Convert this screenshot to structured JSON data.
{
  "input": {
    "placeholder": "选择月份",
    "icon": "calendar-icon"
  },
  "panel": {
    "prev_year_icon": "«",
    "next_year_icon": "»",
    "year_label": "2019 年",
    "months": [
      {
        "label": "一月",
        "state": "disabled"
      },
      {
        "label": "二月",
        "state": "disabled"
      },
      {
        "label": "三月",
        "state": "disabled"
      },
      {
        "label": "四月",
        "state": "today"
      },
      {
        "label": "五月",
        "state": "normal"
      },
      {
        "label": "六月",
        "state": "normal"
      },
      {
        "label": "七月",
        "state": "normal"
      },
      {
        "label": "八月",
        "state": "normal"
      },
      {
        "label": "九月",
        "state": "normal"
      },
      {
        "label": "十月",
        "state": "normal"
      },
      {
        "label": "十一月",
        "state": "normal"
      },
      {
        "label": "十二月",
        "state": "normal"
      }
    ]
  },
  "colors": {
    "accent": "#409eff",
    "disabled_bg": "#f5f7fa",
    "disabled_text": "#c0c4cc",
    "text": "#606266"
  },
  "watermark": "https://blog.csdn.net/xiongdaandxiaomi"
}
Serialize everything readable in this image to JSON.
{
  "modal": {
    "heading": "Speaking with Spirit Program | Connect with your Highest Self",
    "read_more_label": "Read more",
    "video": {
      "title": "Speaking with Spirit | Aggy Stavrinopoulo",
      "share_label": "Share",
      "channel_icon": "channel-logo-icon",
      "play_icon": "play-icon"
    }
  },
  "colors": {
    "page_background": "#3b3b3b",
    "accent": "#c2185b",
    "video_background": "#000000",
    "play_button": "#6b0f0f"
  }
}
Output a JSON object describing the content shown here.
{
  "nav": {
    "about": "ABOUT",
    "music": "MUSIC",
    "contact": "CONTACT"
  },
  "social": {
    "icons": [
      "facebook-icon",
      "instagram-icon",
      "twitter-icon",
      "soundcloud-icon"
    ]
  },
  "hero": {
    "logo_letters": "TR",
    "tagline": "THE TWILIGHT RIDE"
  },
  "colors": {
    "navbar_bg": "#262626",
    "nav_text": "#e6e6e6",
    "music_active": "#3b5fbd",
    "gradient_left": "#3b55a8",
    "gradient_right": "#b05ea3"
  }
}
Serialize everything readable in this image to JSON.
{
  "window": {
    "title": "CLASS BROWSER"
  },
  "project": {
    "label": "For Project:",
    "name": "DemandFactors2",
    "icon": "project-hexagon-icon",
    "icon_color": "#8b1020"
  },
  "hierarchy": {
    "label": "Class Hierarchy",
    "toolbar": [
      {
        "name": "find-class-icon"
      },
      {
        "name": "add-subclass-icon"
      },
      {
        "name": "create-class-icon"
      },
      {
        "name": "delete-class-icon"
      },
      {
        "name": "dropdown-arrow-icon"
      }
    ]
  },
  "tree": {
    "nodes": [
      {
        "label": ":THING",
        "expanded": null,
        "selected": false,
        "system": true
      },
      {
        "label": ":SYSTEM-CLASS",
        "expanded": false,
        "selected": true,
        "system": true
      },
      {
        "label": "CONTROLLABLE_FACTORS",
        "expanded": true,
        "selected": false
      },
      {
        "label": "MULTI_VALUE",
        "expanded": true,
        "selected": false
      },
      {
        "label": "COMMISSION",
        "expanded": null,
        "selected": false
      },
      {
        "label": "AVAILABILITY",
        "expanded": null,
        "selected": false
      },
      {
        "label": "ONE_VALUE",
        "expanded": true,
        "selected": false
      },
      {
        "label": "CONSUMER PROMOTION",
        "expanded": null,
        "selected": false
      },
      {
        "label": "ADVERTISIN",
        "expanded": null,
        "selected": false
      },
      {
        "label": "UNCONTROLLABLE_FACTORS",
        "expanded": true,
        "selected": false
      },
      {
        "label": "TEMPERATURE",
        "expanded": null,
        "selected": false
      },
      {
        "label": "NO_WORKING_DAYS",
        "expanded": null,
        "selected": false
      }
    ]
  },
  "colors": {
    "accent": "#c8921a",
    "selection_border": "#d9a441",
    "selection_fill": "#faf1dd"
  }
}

------------------------

◆ YOUR INSTRUCTIONS ◆
Each of the records should be retyped exactly.

◆ REPLY ◆
Convert this screenshot to structured JSON data.
{
  "input": {
    "placeholder": "选择月份",
    "icon": "calendar-icon"
  },
  "panel": {
    "prev_year_icon": "«",
    "next_year_icon": "»",
    "year_label": "2019 年",
    "months": [
      {
        "label": "一月",
        "state": "disabled"
      },
      {
        "label": "二月",
        "state": "disabled"
      },
      {
        "label": "三月",
        "state": "disabled"
      },
      {
        "label": "四月",
        "state": "today"
      },
      {
        "label": "五月",
        "state": "normal"
      },
      {
        "label": "六月",
        "state": "normal"
      },
      {
        "label": "七月",
        "state": "normal"
      },
      {
        "label": "八月",
        "state": "normal"
      },
      {
        "label": "九月",
        "state": "normal"
      },
      {
        "label": "十月",
        "state": "normal"
      },
      {
        "label": "十一月",
        "state": "normal"
      },
      {
        "label": "十二月",
        "state": "normal"
      }
    ]
  },
  "colors": {
    "accent": "#409eff",
    "disabled_bg": "#f5f7fa",
    "disabled_text": "#c0c4cc",
    "text": "#606266"
  },
  "watermark": "https://blog.csdn.net/xiongdaandxiaomi"
}
Serialize everything readable in this image to JSON.
{
  "modal": {
    "heading": "Speaking with Spirit Program | Connect with your Highest Self",
    "read_more_label": "Read more",
    "video": {
      "title": "Speaking with Spirit | Aggy Stavrinopoulo",
      "share_label": "Share",
      "channel_icon": "channel-logo-icon",
      "play_icon": "play-icon"
    }
  },
  "colors": {
    "page_background": "#3b3b3b",
    "accent": "#c2185b",
    "video_background": "#000000",
    "play_button": "#6b0f0f"
  }
}
Output a JSON object describing the content shown here.
{
  "nav": {
    "about": "ABOUT",
    "music": "MUSIC",
    "contact": "CONTACT"
  },
  "social": {
    "icons": [
      "facebook-icon",
      "instagram-icon",
      "twitter-icon",
      "soundcloud-icon"
    ]
  },
  "hero": {
    "logo_letters": "TR",
    "tagline": "THE TWILIGHT RIDE"
  },
  "colors": {
    "navbar_bg": "#262626",
    "nav_text": "#e6e6e6",
    "music_active": "#3b5fbd",
    "gradient_left": "#3b55a8",
    "gradient_right": "#b05ea3"
  }
}
Serialize everything readable in this image to JSON.
{
  "window": {
    "title": "CLASS BROWSER"
  },
  "project": {
    "label": "For Project:",
    "name": "DemandFactors2",
    "icon": "project-hexagon-icon",
    "icon_color": "#8b1020"
  },
  "hierarchy": {
    "label": "Class Hierarchy",
    "toolbar": [
      {
        "name": "find-class-icon"
      },
      {
        "name": "add-subclass-icon"
      },
      {
        "name": "create-class-icon"
      },
      {
        "name": "delete-class-icon"
      },
      {
        "name": "dropdown-arrow-icon"
      }
    ]
  },
  "tree": {
    "nodes": [
      {
        "label": ":THING",
        "expanded": null,
        "selected": false,
        "system": true
      },
      {
        "label": ":SYSTEM-CLASS",
        "expanded": false,
        "selected": true,
        "system": true
      },
      {
        "label": "CONTROLLABLE_FACTORS",
        "expanded": true,
        "selected": false
      },
      {
        "label": "MULTI_VALUE",
        "expanded": true,
        "selected": false
      },
      {
        "label": "COMMISSION",
        "expanded": null,
        "selected": false
      },
      {
        "label": "AVAILABILITY",
        "expanded": null,
        "selected": false
      },
      {
        "label": "ONE_VALUE",
        "expanded": true,
        "selected": false
      },
      {
        "label": "CONSUMER PROMOTION",
        "expanded": null,
        "selected": false
      },
      {
        "label": "ADVERTISIN",
        "expanded": null,
        "selected": false
      },
      {
        "label": "UNCONTROLLABLE_FACTORS",
        "expanded": true,
        "selected": false
      },
      {
        "label": "TEMPERATURE",
        "expanded": null,
        "selected": false
      },
      {
        "label": "NO_WORKING_DAYS",
        "expanded": null,
        "selected": false
      }
    ]
  },
  "colors": {
    "accent": "#c8921a",
    "selection_border": "#d9a441",
    "selection_fill": "#faf1dd"
  }
}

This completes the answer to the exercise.